• To be done: Every line of the material below should be repeated exactly.

==== Records for the task

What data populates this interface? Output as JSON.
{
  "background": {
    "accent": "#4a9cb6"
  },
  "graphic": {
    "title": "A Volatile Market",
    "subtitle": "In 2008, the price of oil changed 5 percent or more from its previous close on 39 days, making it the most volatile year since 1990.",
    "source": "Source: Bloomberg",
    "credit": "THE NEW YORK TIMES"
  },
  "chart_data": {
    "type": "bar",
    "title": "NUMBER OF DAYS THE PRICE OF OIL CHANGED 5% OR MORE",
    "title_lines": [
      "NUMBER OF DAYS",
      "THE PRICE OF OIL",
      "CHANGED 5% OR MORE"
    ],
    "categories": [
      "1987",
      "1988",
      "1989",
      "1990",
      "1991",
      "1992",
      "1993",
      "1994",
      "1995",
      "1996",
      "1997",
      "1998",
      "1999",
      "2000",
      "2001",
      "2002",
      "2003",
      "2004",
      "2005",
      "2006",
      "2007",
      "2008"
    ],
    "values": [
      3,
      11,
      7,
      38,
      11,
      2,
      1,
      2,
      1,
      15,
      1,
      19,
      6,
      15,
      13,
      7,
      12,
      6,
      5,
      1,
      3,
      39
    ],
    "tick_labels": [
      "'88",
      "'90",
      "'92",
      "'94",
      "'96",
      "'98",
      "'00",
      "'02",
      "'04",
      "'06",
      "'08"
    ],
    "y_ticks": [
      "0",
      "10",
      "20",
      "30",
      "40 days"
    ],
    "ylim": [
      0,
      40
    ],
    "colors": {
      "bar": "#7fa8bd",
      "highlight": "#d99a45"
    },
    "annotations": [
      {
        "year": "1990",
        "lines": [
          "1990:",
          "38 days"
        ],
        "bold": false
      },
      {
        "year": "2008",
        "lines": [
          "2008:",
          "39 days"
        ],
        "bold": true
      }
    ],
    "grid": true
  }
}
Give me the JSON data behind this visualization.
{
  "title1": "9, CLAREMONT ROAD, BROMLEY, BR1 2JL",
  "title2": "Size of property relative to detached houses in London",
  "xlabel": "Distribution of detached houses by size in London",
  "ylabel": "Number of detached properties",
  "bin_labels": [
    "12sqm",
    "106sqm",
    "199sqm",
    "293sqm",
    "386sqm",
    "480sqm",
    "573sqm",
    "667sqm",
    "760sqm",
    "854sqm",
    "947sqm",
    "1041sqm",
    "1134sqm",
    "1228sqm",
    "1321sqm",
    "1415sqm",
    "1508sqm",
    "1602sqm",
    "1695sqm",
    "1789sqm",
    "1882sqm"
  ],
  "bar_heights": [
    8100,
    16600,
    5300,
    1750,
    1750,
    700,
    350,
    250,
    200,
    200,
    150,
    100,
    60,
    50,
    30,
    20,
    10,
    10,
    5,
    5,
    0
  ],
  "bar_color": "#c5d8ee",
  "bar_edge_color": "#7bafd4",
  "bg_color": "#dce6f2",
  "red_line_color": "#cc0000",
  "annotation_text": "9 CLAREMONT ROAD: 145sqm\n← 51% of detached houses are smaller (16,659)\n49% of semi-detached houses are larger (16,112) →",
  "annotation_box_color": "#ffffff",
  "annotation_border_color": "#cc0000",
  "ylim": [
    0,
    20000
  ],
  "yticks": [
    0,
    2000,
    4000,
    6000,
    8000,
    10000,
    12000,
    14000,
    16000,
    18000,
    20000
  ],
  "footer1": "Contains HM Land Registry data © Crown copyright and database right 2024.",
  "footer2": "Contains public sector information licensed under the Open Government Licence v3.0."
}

========

• Written response:
What data populates this interface? Output as JSON.
{
  "background": {
    "accent": "#4a9cb6"
  },
  "graphic": {
    "title": "A Volatile Market",
    "subtitle": "In 2008, the price of oil changed 5 percent or more from its previous close on 39 days, making it the most volatile year since 1990.",
    "source": "Source: Bloomberg",
    "credit": "THE NEW YORK TIMES"
  },
  "chart_data": {
    "type": "bar",
    "title": "NUMBER OF DAYS THE PRICE OF OIL CHANGED 5% OR MORE",
    "title_lines": [
      "NUMBER OF DAYS",
      "THE PRICE OF OIL",
      "CHANGED 5% OR MORE"
    ],
    "categories": [
      "1987",
      "1988",
      "1989",
      "1990",
      "1991",
      "1992",
      "1993",
      "1994",
      "1995",
      "1996",
      "1997",
      "1998",
      "1999",
      "2000",
      "2001",
      "2002",
      "2003",
      "2004",
      "2005",
      "2006",
      "2007",
      "2008"
    ],
    "values": [
      3,
      11,
      7,
      38,
      11,
      2,
      1,
      2,
      1,
      15,
      1,
      19,
      6,
      15,
      13,
      7,
      12,
      6,
      5,
      1,
      3,
      39
    ],
    "tick_labels": [
      "'88",
      "'90",
      "'92",
      "'94",
      "'96",
      "'98",
      "'00",
      "'02",
      "'04",
      "'06",
      "'08"
    ],
    "y_ticks": [
      "0",
      "10",
      "20",
      "30",
      "40 days"
    ],
    "ylim": [
      0,
      40
    ],
    "colors": {
      "bar": "#7fa8bd",
      "highlight": "#d99a45"
    },
    "annotations": [
      {
        "year": "1990",
        "lines": [
          "1990:",
          "38 days"
        ],
        "bold": false
      },
      {
        "year": "2008",
        "lines": [
          "2008:",
          "39 days"
        ],
        "bold": true
      }
    ],
    "grid": true
  }
}
Give me the JSON data behind this visualization.
{
  "title1": "9, CLAREMONT ROAD, BROMLEY, BR1 2JL",
  "title2": "Size of property relative to detached houses in London",
  "xlabel": "Distribution of detached houses by size in London",
  "ylabel": "Number of detached properties",
  "bin_labels": [
    "12sqm",
    "106sqm",
    "199sqm",
    "293sqm",
    "386sqm",
    "480sqm",
    "573sqm",
    "667sqm",
    "760sqm",
    "854sqm",
    "947sqm",
    "1041sqm",
    "1134sqm",
    "1228sqm",
    "1321sqm",
    "1415sqm",
    "1508sqm",
    "1602sqm",
    "1695sqm",
    "1789sqm",
    "1882sqm"
  ],
  "bar_heights": [
    8100,
    16600,
    5300,
    1750,
    1750,
    700,
    350,
    250,
    200,
    200,
    150,
    100,
    60,
    50,
    30,
    20,
    10,
    10,
    5,
    5,
    0
  ],
  "bar_color": "#c5d8ee",
  "bar_edge_color": "#7bafd4",
  "bg_color": "#dce6f2",
  "red_line_color": "#cc0000",
  "annotation_text": "9 CLAREMONT ROAD: 145sqm\n← 51% of detached houses are smaller (16,659)\n49% of semi-detached houses are larger (16,112) →",
  "annotation_box_color": "#ffffff",
  "annotation_border_color": "#cc0000",
  "ylim": [
    0,
    20000
  ],
  "yticks": [
    0,
    2000,
    4000,
    6000,
    8000,
    10000,
    12000,
    14000,
    16000,
    18000,
    20000
  ],
  "footer1": "Contains HM Land Registry data © Crown copyright and database right 2024.",
  "footer2": "Contains public sector information licensed under the Open Government Licence v3.0."
}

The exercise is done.